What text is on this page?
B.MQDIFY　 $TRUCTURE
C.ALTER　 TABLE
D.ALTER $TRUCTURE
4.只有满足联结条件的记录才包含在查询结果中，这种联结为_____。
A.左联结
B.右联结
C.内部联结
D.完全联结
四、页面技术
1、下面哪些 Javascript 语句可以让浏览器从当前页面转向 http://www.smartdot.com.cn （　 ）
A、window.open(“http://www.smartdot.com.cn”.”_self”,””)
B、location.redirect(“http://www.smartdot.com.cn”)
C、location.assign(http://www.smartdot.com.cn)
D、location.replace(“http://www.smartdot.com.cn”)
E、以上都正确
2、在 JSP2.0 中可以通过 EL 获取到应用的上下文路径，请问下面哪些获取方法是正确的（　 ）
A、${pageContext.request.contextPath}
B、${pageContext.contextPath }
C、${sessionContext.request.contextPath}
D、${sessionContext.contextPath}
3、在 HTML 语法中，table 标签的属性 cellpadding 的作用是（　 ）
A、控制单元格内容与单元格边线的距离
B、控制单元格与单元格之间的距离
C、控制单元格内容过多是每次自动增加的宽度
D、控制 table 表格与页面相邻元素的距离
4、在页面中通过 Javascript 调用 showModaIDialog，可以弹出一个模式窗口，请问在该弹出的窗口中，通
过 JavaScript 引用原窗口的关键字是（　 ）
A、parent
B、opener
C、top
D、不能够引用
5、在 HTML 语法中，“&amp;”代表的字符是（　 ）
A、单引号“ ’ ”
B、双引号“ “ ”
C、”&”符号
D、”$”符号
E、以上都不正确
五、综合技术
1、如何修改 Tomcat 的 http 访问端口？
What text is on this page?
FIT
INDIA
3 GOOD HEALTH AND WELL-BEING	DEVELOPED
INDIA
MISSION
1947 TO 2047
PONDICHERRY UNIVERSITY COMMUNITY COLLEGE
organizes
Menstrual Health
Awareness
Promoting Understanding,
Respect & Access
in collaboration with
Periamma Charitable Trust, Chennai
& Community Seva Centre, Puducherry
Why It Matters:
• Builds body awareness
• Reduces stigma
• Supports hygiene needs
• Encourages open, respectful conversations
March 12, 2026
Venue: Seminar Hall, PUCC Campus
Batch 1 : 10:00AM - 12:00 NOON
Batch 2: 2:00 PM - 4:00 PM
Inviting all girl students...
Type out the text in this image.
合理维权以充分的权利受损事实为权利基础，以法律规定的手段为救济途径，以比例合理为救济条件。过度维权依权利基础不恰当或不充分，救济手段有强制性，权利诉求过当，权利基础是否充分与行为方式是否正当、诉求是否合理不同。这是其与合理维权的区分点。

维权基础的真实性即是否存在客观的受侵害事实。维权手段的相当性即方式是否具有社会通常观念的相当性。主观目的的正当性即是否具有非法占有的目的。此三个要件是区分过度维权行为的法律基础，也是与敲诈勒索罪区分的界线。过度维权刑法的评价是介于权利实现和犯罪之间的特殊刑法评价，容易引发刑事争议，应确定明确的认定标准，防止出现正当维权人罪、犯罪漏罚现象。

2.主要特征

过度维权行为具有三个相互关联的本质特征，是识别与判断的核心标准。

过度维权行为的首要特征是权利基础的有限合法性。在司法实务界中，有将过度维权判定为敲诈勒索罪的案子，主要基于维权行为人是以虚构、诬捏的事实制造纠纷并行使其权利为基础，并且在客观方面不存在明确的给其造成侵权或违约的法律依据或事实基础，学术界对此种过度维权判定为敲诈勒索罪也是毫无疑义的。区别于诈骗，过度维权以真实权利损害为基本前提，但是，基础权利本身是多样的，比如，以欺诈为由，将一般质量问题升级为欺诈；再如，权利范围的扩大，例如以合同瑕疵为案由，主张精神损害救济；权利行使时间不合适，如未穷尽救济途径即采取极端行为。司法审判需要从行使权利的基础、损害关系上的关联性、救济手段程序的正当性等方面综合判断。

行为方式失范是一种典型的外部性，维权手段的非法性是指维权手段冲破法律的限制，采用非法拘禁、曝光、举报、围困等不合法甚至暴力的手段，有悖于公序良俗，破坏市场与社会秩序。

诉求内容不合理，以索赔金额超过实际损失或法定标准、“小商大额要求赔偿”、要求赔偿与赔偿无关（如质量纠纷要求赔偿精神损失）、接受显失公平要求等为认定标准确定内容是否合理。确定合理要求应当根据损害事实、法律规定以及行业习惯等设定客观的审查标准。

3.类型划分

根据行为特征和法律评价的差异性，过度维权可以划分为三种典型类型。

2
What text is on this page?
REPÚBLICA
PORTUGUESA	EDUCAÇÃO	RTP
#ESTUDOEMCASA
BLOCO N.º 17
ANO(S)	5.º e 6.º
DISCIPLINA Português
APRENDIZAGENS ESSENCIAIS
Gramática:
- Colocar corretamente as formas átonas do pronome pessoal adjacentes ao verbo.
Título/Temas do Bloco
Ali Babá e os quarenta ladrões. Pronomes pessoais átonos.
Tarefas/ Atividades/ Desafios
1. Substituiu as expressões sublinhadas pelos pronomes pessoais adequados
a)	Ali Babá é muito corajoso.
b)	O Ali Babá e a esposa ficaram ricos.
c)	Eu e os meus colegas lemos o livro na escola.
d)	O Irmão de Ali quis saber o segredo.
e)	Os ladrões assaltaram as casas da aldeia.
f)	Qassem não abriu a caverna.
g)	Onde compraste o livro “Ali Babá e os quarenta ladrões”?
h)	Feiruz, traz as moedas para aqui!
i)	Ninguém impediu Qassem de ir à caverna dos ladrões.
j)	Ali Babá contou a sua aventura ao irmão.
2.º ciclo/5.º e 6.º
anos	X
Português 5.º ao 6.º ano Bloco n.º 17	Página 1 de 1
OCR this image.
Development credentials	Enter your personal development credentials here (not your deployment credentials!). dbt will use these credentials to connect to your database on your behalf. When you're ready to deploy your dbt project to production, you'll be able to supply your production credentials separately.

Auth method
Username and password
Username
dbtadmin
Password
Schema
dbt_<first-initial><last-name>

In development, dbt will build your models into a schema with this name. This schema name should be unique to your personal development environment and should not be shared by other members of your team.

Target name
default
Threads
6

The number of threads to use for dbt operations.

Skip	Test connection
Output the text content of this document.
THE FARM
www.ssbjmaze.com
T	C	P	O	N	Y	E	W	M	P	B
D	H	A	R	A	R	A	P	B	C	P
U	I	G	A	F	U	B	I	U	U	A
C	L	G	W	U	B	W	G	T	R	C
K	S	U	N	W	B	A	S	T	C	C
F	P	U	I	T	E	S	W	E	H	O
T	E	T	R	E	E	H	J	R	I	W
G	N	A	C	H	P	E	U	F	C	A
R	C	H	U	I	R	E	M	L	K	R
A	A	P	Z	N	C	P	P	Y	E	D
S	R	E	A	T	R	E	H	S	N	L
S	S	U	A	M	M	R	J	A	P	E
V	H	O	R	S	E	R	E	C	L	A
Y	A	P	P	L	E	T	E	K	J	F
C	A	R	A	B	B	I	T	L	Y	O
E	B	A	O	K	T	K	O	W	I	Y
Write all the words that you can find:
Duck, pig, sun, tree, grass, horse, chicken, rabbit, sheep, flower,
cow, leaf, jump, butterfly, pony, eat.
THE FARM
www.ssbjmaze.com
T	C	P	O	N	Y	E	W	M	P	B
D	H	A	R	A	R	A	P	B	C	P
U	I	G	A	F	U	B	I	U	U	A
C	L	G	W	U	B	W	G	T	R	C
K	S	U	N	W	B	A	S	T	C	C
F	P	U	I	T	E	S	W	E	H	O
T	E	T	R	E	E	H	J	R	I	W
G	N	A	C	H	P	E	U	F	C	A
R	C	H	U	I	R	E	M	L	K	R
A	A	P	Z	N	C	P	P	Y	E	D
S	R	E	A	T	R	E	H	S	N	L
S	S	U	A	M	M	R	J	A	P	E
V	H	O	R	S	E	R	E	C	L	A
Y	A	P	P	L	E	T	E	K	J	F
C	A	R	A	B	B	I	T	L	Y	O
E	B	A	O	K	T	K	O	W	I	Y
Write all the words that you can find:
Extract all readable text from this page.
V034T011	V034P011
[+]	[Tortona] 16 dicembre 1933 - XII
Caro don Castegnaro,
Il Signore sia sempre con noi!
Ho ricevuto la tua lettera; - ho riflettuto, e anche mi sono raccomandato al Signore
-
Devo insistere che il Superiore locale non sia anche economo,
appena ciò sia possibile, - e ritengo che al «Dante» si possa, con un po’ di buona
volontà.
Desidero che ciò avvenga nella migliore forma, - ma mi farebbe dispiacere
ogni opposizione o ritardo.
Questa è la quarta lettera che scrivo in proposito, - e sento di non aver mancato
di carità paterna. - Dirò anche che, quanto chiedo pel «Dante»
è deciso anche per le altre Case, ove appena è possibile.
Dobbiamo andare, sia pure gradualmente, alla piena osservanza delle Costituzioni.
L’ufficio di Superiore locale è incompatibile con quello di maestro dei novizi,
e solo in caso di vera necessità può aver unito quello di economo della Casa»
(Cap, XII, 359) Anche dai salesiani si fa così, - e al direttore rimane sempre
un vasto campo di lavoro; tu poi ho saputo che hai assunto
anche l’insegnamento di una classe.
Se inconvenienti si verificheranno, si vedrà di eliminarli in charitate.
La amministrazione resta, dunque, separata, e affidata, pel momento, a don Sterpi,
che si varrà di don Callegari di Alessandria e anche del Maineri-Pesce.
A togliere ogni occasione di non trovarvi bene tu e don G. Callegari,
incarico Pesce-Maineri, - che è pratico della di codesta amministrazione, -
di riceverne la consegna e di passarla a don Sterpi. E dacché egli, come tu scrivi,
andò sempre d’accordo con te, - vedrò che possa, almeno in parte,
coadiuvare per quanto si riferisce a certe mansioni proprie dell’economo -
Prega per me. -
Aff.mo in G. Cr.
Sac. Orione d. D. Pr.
* * * * *
GOAL:
Identify each line containing the string "Callegari" and copy it out.

SOLUTION TO THE PROBLEM:
che si varrà di don Callegari di Alessandria e anche del Maineri-Pesce.
A togliere ogni occasione di non trovarvi bene tu e don G. Callegari,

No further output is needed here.